_Extracted entries_.

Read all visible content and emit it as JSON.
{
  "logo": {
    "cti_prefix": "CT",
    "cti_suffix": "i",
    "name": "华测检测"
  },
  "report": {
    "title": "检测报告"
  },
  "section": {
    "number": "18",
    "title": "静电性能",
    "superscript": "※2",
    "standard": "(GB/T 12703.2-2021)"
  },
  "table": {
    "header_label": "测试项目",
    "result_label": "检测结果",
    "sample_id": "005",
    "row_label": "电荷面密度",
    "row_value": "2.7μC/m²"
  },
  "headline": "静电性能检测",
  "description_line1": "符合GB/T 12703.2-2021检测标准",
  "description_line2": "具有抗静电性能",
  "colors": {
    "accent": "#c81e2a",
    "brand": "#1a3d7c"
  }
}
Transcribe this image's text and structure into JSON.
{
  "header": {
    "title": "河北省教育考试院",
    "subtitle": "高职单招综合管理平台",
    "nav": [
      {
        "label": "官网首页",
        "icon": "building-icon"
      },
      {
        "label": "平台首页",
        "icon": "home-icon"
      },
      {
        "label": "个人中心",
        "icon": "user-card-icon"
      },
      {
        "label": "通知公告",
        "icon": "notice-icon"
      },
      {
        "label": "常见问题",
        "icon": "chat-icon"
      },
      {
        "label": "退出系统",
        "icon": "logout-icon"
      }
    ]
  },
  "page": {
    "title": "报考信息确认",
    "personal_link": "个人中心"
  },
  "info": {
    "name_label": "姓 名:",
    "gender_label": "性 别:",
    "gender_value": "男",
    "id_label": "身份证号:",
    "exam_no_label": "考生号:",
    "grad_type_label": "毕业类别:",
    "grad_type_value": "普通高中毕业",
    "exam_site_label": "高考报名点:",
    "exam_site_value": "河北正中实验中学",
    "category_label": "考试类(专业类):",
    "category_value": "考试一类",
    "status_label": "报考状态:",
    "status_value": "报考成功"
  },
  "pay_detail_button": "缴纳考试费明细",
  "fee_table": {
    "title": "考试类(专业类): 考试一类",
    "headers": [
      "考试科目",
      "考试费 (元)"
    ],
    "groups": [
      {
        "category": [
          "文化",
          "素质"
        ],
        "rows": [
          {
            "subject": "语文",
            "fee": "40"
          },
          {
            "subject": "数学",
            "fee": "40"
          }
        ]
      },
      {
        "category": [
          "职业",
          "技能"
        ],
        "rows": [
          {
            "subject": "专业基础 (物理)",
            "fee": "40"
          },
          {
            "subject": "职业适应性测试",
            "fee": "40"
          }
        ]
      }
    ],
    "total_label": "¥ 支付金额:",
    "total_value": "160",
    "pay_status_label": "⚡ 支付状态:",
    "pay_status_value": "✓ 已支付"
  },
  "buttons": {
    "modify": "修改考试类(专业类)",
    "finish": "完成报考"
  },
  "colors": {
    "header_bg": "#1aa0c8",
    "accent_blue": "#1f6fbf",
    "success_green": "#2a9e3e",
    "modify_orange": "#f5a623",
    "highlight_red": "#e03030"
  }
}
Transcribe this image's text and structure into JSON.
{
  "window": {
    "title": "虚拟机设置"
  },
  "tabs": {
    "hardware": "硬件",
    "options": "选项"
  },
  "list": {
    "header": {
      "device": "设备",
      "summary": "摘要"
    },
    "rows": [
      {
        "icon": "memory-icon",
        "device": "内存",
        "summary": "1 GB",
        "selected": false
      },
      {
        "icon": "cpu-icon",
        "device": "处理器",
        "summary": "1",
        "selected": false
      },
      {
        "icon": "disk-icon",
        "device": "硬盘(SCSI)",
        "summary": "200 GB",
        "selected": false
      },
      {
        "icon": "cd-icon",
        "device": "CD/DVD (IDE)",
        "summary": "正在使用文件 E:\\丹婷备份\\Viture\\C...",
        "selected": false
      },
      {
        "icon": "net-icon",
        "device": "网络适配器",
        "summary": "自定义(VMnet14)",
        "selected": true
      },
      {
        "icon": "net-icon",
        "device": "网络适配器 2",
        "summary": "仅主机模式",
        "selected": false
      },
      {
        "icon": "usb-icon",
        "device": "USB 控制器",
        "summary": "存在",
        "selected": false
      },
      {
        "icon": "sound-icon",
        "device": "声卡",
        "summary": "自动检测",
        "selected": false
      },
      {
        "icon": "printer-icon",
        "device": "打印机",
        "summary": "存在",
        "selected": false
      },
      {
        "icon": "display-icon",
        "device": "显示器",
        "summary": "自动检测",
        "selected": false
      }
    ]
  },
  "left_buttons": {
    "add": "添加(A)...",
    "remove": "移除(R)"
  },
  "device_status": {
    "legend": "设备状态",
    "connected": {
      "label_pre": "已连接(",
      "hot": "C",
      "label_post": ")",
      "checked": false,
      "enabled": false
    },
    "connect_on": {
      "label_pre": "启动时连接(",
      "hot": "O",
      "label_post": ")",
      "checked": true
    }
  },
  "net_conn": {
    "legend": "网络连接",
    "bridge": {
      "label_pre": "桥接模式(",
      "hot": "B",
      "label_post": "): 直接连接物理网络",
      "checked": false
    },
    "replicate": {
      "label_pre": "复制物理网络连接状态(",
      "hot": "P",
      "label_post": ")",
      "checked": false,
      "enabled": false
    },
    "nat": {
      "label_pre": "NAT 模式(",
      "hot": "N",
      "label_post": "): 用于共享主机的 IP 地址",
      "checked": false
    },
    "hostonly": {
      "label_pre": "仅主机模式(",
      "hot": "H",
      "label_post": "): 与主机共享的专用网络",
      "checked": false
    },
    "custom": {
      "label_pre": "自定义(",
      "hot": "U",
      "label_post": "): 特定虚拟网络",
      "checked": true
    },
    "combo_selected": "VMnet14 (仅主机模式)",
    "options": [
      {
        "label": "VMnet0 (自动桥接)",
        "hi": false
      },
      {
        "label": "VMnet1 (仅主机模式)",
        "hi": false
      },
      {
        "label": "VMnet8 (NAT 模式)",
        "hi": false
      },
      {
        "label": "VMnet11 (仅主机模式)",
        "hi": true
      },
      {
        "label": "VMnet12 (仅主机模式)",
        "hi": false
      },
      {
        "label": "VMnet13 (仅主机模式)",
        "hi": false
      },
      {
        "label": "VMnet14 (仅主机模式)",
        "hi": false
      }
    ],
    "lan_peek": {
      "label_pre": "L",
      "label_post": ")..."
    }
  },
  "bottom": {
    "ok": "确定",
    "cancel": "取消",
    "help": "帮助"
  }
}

_The problem_. From the records above, extract everything verbatim.

_Result for this task_.
Read all visible content and emit it as JSON.
{
  "logo": {
    "cti_prefix": "CT",
    "cti_suffix": "i",
    "name": "华测检测"
  },
  "report": {
    "title": "检测报告"
  },
  "section": {
    "number": "18",
    "title": "静电性能",
    "superscript": "※2",
    "standard": "(GB/T 12703.2-2021)"
  },
  "table": {
    "header_label": "测试项目",
    "result_label": "检测结果",
    "sample_id": "005",
    "row_label": "电荷面密度",
    "row_value": "2.7μC/m²"
  },
  "headline": "静电性能检测",
  "description_line1": "符合GB/T 12703.2-2021检测标准",
  "description_line2": "具有抗静电性能",
  "colors": {
    "accent": "#c81e2a",
    "brand": "#1a3d7c"
  }
}
Transcribe this image's text and structure into JSON.
{
  "header": {
    "title": "河北省教育考试院",
    "subtitle": "高职单招综合管理平台",
    "nav": [
      {
        "label": "官网首页",
        "icon": "building-icon"
      },
      {
        "label": "平台首页",
        "icon": "home-icon"
      },
      {
        "label": "个人中心",
        "icon": "user-card-icon"
      },
      {
        "label": "通知公告",
        "icon": "notice-icon"
      },
      {
        "label": "常见问题",
        "icon": "chat-icon"
      },
      {
        "label": "退出系统",
        "icon": "logout-icon"
      }
    ]
  },
  "page": {
    "title": "报考信息确认",
    "personal_link": "个人中心"
  },
  "info": {
    "name_label": "姓 名:",
    "gender_label": "性 别:",
    "gender_value": "男",
    "id_label": "身份证号:",
    "exam_no_label": "考生号:",
    "grad_type_label": "毕业类别:",
    "grad_type_value": "普通高中毕业",
    "exam_site_label": "高考报名点:",
    "exam_site_value": "河北正中实验中学",
    "category_label": "考试类(专业类):",
    "category_value": "考试一类",
    "status_label": "报考状态:",
    "status_value": "报考成功"
  },
  "pay_detail_button": "缴纳考试费明细",
  "fee_table": {
    "title": "考试类(专业类): 考试一类",
    "headers": [
      "考试科目",
      "考试费 (元)"
    ],
    "groups": [
      {
        "category": [
          "文化",
          "素质"
        ],
        "rows": [
          {
            "subject": "语文",
            "fee": "40"
          },
          {
            "subject": "数学",
            "fee": "40"
          }
        ]
      },
      {
        "category": [
          "职业",
          "技能"
        ],
        "rows": [
          {
            "subject": "专业基础 (物理)",
            "fee": "40"
          },
          {
            "subject": "职业适应性测试",
            "fee": "40"
          }
        ]
      }
    ],
    "total_label": "¥ 支付金额:",
    "total_value": "160",
    "pay_status_label": "⚡ 支付状态:",
    "pay_status_value": "✓ 已支付"
  },
  "buttons": {
    "modify": "修改考试类(专业类)",
    "finish": "完成报考"
  },
  "colors": {
    "header_bg": "#1aa0c8",
    "accent_blue": "#1f6fbf",
    "success_green": "#2a9e3e",
    "modify_orange": "#f5a623",
    "highlight_red": "#e03030"
  }
}
Transcribe this image's text and structure into JSON.
{
  "window": {
    "title": "虚拟机设置"
  },
  "tabs": {
    "hardware": "硬件",
    "options": "选项"
  },
  "list": {
    "header": {
      "device": "设备",
      "summary": "摘要"
    },
    "rows": [
      {
        "icon": "memory-icon",
        "device": "内存",
        "summary": "1 GB",
        "selected": false
      },
      {
        "icon": "cpu-icon",
        "device": "处理器",
        "summary": "1",
        "selected": false
      },
      {
        "icon": "disk-icon",
        "device": "硬盘(SCSI)",
        "summary": "200 GB",
        "selected": false
      },
      {
        "icon": "cd-icon",
        "device": "CD/DVD (IDE)",
        "summary": "正在使用文件 E:\\丹婷备份\\Viture\\C...",
        "selected": false
      },
      {
        "icon": "net-icon",
        "device": "网络适配器",
        "summary": "自定义(VMnet14)",
        "selected": true
      },
      {
        "icon": "net-icon",
        "device": "网络适配器 2",
        "summary": "仅主机模式",
        "selected": false
      },
      {
        "icon": "usb-icon",
        "device": "USB 控制器",
        "summary": "存在",
        "selected": false
      },
      {
        "icon": "sound-icon",
        "device": "声卡",
        "summary": "自动检测",
        "selected": false
      },
      {
        "icon": "printer-icon",
        "device": "打印机",
        "summary": "存在",
        "selected": false
      },
      {
        "icon": "display-icon",
        "device": "显示器",
        "summary": "自动检测",
        "selected": false
      }
    ]
  },
  "left_buttons": {
    "add": "添加(A)...",
    "remove": "移除(R)"
  },
  "device_status": {
    "legend": "设备状态",
    "connected": {
      "label_pre": "已连接(",
      "hot": "C",
      "label_post": ")",
      "checked": false,
      "enabled": false
    },
    "connect_on": {
      "label_pre": "启动时连接(",
      "hot": "O",
      "label_post": ")",
      "checked": true
    }
  },
  "net_conn": {
    "legend": "网络连接",
    "bridge": {
      "label_pre": "桥接模式(",
      "hot": "B",
      "label_post": "): 直接连接物理网络",
      "checked": false
    },
    "replicate": {
      "label_pre": "复制物理网络连接状态(",
      "hot": "P",
      "label_post": ")",
      "checked": false,
      "enabled": false
    },
    "nat": {
      "label_pre": "NAT 模式(",
      "hot": "N",
      "label_post": "): 用于共享主机的 IP 地址",
      "checked": false
    },
    "hostonly": {
      "label_pre": "仅主机模式(",
      "hot": "H",
      "label_post": "): 与主机共享的专用网络",
      "checked": false
    },
    "custom": {
      "label_pre": "自定义(",
      "hot": "U",
      "label_post": "): 特定虚拟网络",
      "checked": true
    },
    "combo_selected": "VMnet14 (仅主机模式)",
    "options": [
      {
        "label": "VMnet0 (自动桥接)",
        "hi": false
      },
      {
        "label": "VMnet1 (仅主机模式)",
        "hi": false
      },
      {
        "label": "VMnet8 (NAT 模式)",
        "hi": false
      },
      {
        "label": "VMnet11 (仅主机模式)",
        "hi": true
      },
      {
        "label": "VMnet12 (仅主机模式)",
        "hi": false
      },
      {
        "label": "VMnet13 (仅主机模式)",
        "hi": false
      },
      {
        "label": "VMnet14 (仅主机模式)",
        "hi": false
      }
    ],
    "lan_peek": {
      "label_pre": "L",
      "label_post": ")..."
    }
  },
  "bottom": {
    "ok": "确定",
    "cancel": "取消",
    "help": "帮助"
  }
}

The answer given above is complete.